▶ **Task statement**
Look through the lines below and extract any with the word "Licensing".
>> START Records shown
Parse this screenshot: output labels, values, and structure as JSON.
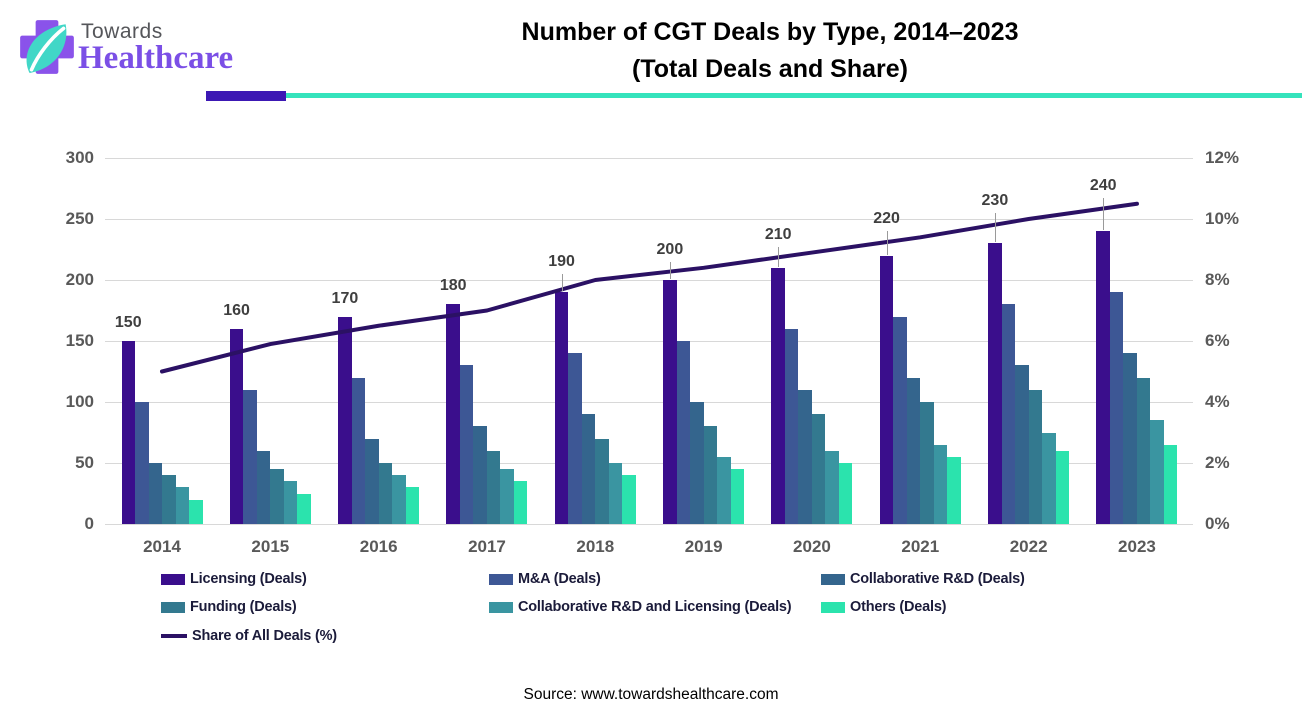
{
  "header": {
    "logo_text_top": "Towards",
    "logo_text_bottom": "Healthcare",
    "title_line1": "Number of CGT Deals by Type, 2014–2023",
    "title_line2": "(Total Deals and Share)"
  },
  "chart_data": {
    "type": "bar+line",
    "title": "Number of CGT Deals by Type, 2014–2023 (Total Deals and Share)",
    "categories": [
      "2014",
      "2015",
      "2016",
      "2017",
      "2018",
      "2019",
      "2020",
      "2021",
      "2022",
      "2023"
    ],
    "left_axis": {
      "min": 0,
      "max": 300,
      "ticks": [
        "0",
        "50",
        "100",
        "150",
        "200",
        "250",
        "300"
      ]
    },
    "right_axis": {
      "min": 0,
      "max": 12,
      "ticks": [
        "0%",
        "2%",
        "4%",
        "6%",
        "8%",
        "10%",
        "12%"
      ]
    },
    "grid": true,
    "legend_position": "bottom",
    "series": [
      {
        "name": "Licensing (Deals)",
        "color": "#3A0E8C",
        "show_value_labels": true,
        "values": [
          150,
          160,
          170,
          180,
          190,
          200,
          210,
          220,
          230,
          240
        ]
      },
      {
        "name": "M&A (Deals)",
        "color": "#3D5795",
        "values": [
          100,
          110,
          120,
          130,
          140,
          150,
          160,
          170,
          180,
          190
        ]
      },
      {
        "name": "Collaborative R&D (Deals)",
        "color": "#34658D",
        "values": [
          50,
          60,
          70,
          80,
          90,
          100,
          110,
          120,
          130,
          140
        ]
      },
      {
        "name": "Funding (Deals)",
        "color": "#33798F",
        "values": [
          40,
          45,
          50,
          60,
          70,
          80,
          90,
          100,
          110,
          120
        ]
      },
      {
        "name": "Collaborative R&D and Licensing (Deals)",
        "color": "#3A95A1",
        "values": [
          30,
          35,
          40,
          45,
          50,
          55,
          60,
          65,
          75,
          85
        ]
      },
      {
        "name": "Others (Deals)",
        "color": "#2BE3AD",
        "values": [
          20,
          25,
          30,
          35,
          40,
          45,
          50,
          55,
          60,
          65
        ]
      }
    ],
    "line_series": {
      "name": "Share of All Deals (%)",
      "color": "#2B1164",
      "axis": "right",
      "values": [
        5.0,
        5.9,
        6.5,
        7.0,
        8.0,
        8.4,
        8.9,
        9.4,
        10.0,
        10.5
      ]
    }
  },
  "legend": {
    "items": [
      {
        "label": "Licensing (Deals)",
        "color": "#3A0E8C",
        "shape": "rect"
      },
      {
        "label": "M&A (Deals)",
        "color": "#3D5795",
        "shape": "rect"
      },
      {
        "label": "Collaborative R&D (Deals)",
        "color": "#34658D",
        "shape": "rect"
      },
      {
        "label": "Funding (Deals)",
        "color": "#33798F",
        "shape": "rect"
      },
      {
        "label": "Collaborative R&D and Licensing (Deals)",
        "color": "#3A95A1",
        "shape": "rect"
      },
      {
        "label": "Others (Deals)",
        "color": "#2BE3AD",
        "shape": "rect"
      },
      {
        "label": "Share of All Deals (%)",
        "color": "#2B1164",
        "shape": "line"
      }
    ]
  },
  "source": "Source: www.towardshealthcare.com",
  "accent_colors": {
    "rule_purple": "#3C18B4",
    "rule_teal": "#35E3BC",
    "logo_purple": "#8A53EA",
    "logo_teal": "#41D7C7"
  }
}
>> END Records shown
▶ **Solution to this exercise**
        "name": "Licensing (Deals)",
        "name": "Collaborative R&D and Licensing (Deals)",
        "label": "Licensing (Deals)",
        "label": "Collaborative R&D and Licensing (Deals)",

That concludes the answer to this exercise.